→ **Task goal**: Reproduce each line from the records that holds "this".

START Rows

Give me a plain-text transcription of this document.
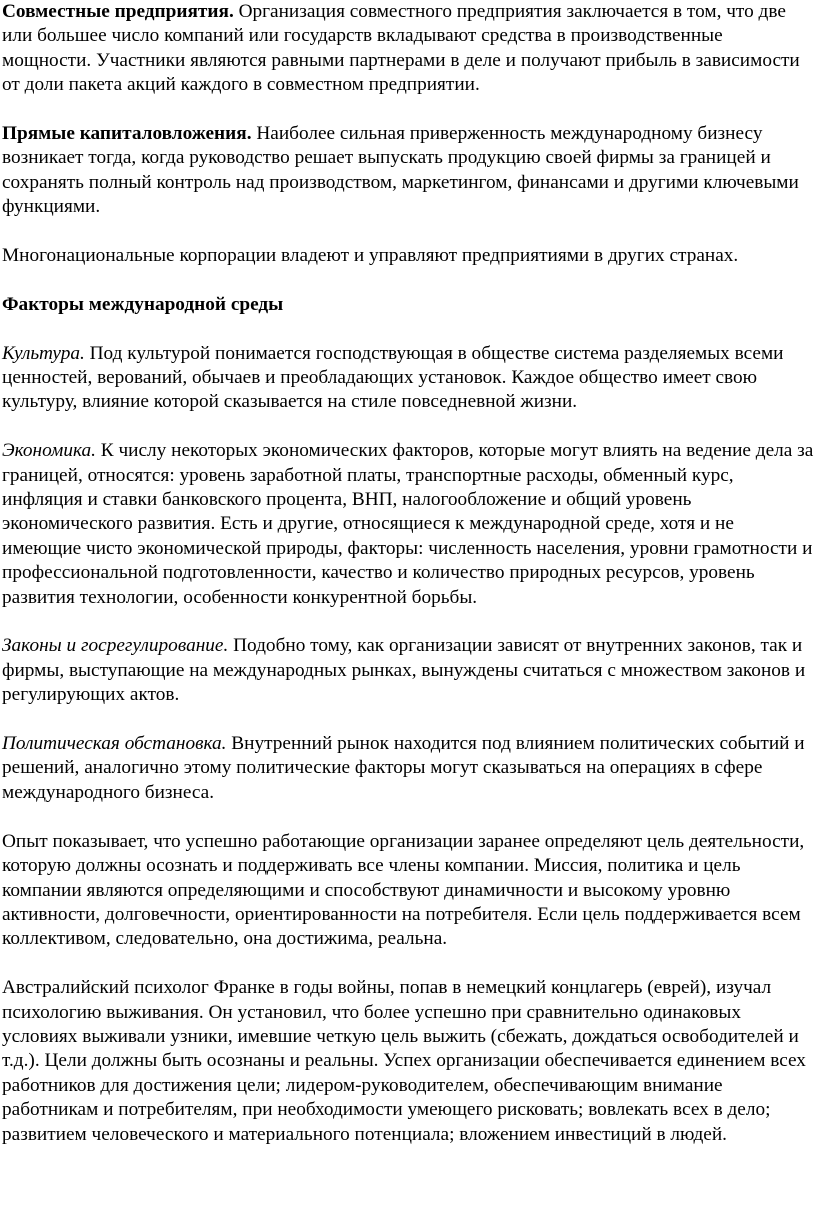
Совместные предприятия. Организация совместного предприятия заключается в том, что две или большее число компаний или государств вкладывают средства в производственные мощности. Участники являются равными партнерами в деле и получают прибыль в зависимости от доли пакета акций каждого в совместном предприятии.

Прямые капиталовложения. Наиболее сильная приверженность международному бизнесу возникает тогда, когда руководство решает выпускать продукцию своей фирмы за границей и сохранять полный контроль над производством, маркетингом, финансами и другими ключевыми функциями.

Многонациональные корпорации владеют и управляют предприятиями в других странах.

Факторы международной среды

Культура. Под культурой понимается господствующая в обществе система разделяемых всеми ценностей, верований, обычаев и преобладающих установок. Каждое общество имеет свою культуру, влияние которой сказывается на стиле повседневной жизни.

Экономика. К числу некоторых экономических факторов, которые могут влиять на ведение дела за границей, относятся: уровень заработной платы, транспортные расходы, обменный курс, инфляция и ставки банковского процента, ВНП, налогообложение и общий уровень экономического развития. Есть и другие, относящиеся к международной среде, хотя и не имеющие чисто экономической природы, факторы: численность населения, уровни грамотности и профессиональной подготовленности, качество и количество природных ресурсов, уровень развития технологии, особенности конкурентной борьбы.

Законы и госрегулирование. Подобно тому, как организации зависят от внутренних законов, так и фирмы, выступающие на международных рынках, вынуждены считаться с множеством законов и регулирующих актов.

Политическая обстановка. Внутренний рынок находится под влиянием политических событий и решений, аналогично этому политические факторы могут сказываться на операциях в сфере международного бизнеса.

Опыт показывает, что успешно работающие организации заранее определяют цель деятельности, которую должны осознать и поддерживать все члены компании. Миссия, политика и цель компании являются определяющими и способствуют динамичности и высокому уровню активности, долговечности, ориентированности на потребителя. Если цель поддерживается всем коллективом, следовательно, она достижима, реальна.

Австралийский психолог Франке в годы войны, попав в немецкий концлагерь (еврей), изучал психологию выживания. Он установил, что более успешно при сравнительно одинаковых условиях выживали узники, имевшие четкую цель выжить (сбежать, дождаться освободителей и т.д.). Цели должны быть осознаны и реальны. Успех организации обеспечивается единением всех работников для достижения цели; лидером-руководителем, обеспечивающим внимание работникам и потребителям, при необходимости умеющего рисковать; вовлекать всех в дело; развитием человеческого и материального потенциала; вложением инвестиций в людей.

END Rows
START Rows

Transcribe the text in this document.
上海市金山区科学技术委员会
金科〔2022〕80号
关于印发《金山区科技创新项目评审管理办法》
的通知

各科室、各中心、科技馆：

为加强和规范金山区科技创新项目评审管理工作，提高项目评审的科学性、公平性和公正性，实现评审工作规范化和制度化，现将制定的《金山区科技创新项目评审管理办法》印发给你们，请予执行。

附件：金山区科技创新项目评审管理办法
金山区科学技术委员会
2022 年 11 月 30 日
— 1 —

END Rows

→ **Solved exercise**:
Give me a plain-text transcription of this document.
Transcribe the text in this document.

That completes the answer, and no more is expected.